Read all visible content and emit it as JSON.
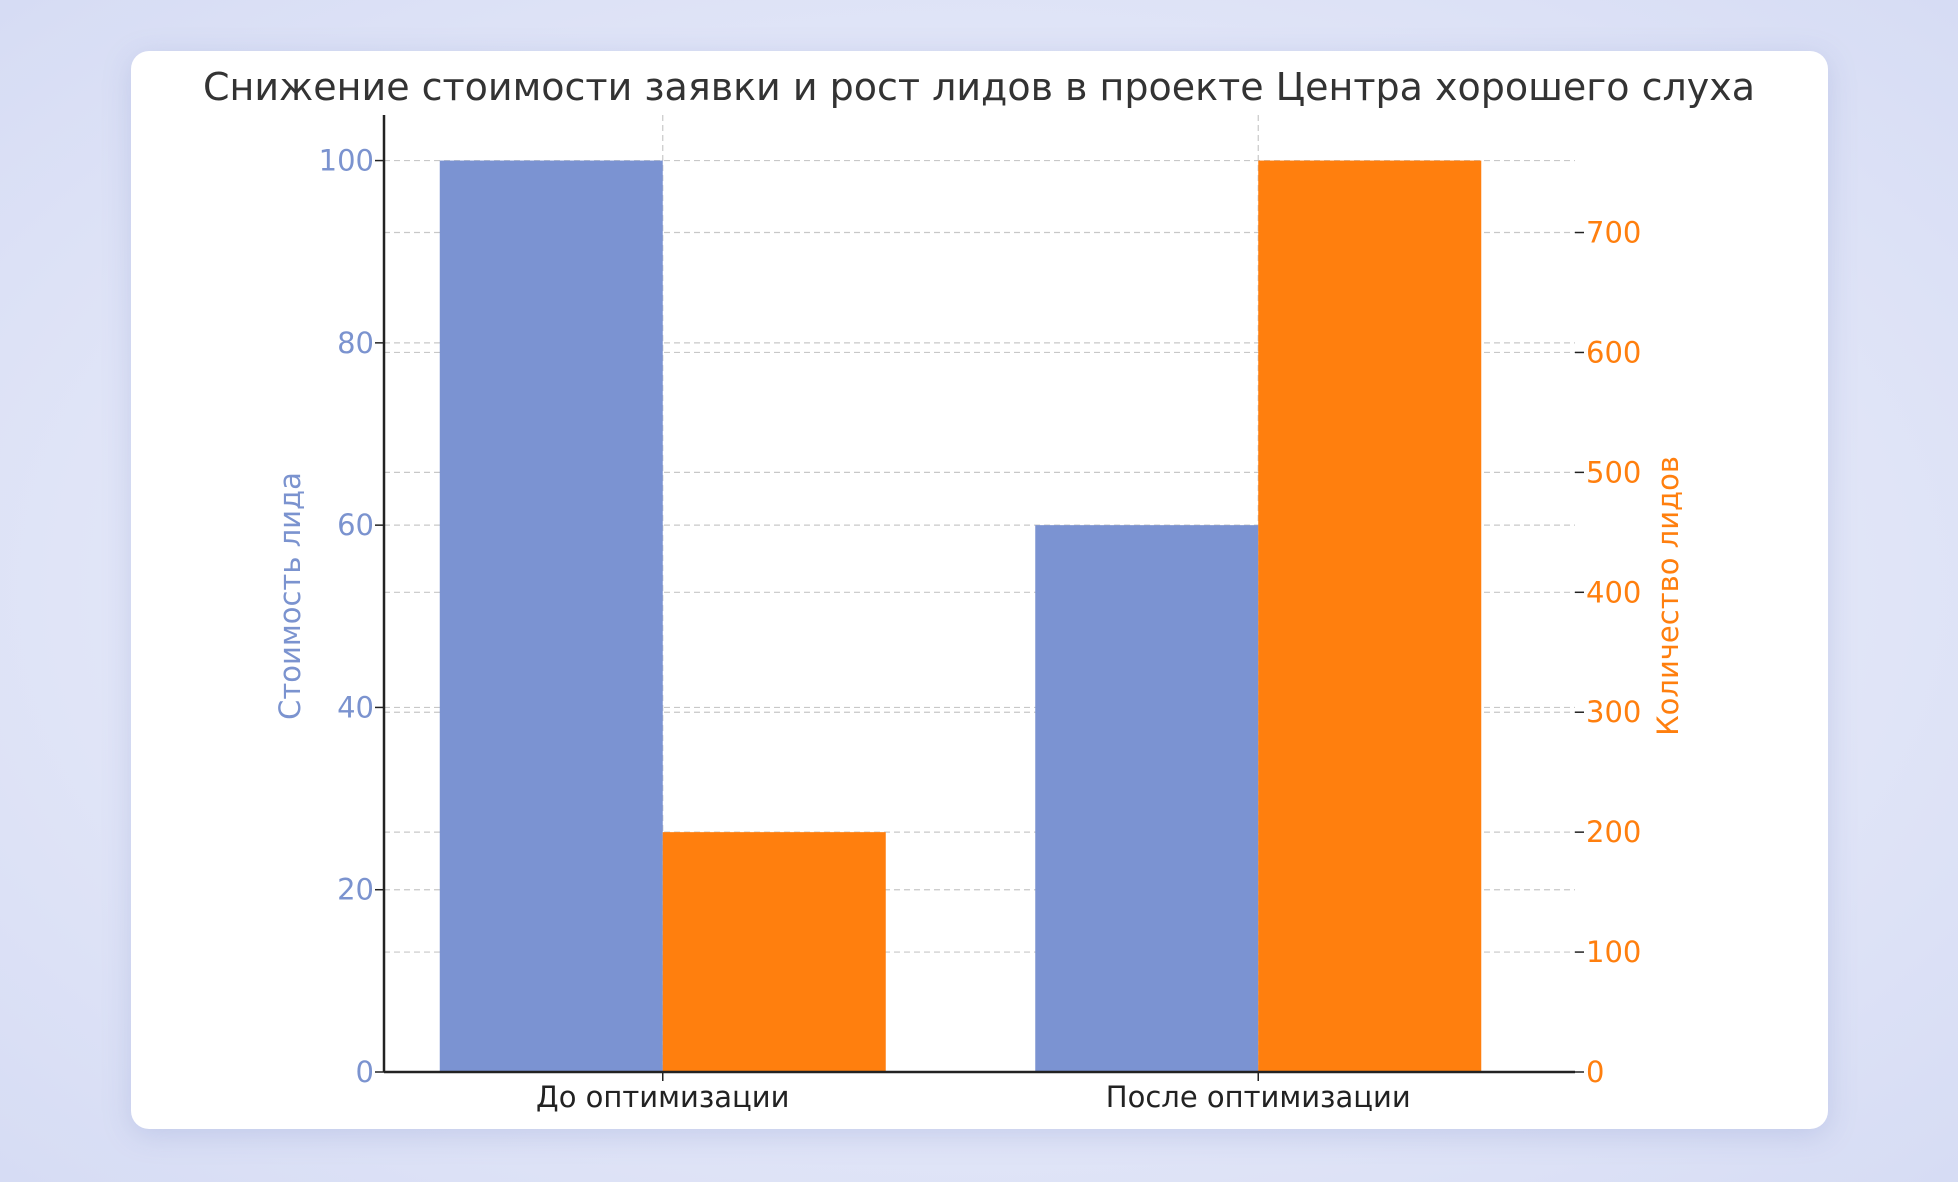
{
  "chart_data": {
    "type": "bar",
    "title": "Снижение стоимости заявки и рост лидов в проекте Центра хорошего слуха",
    "categories": [
      "До оптимизации",
      "После оптимизации"
    ],
    "series": [
      {
        "name": "Стоимость лида",
        "axis": "left",
        "color": "#7b93d2",
        "values": [
          100,
          60
        ]
      },
      {
        "name": "Количество лидов",
        "axis": "right",
        "color": "#ff7f0e",
        "values": [
          200,
          760
        ]
      }
    ],
    "y_left": {
      "label": "Стоимость лида",
      "range": [
        0,
        105
      ],
      "ticks": [
        0,
        20,
        40,
        60,
        80,
        100
      ]
    },
    "y_right": {
      "label": "Количество лидов",
      "range": [
        0,
        798
      ],
      "ticks": [
        0,
        100,
        200,
        300,
        400,
        500,
        600,
        700
      ]
    },
    "grid": true,
    "grid_style": "dashed"
  }
}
● ● ● ● ● ● ●
▸ Request
A faithful copy of the records above is needed, with the pictures left out.

▸ Full response
Read all visible content and emit it as JSON.
{
  "chart_data": {
    "type": "bar",
    "title": "Снижение стоимости заявки и рост лидов в проекте Центра хорошего слуха",
    "categories": [
      "До оптимизации",
      "После оптимизации"
    ],
    "series": [
      {
        "name": "Стоимость лида",
        "axis": "left",
        "color": "#7b93d2",
        "values": [
          100,
          60
        ]
      },
      {
        "name": "Количество лидов",
        "axis": "right",
        "color": "#ff7f0e",
        "values": [
          200,
          760
        ]
      }
    ],
    "y_left": {
      "label": "Стоимость лида",
      "range": [
        0,
        105
      ],
      "ticks": [
        0,
        20,
        40,
        60,
        80,
        100
      ]
    },
    "y_right": {
      "label": "Количество лидов",
      "range": [
        0,
        798
      ],
      "ticks": [
        0,
        100,
        200,
        300,
        400,
        500,
        600,
        700
      ]
    },
    "grid": true,
    "grid_style": "dashed"
  }
}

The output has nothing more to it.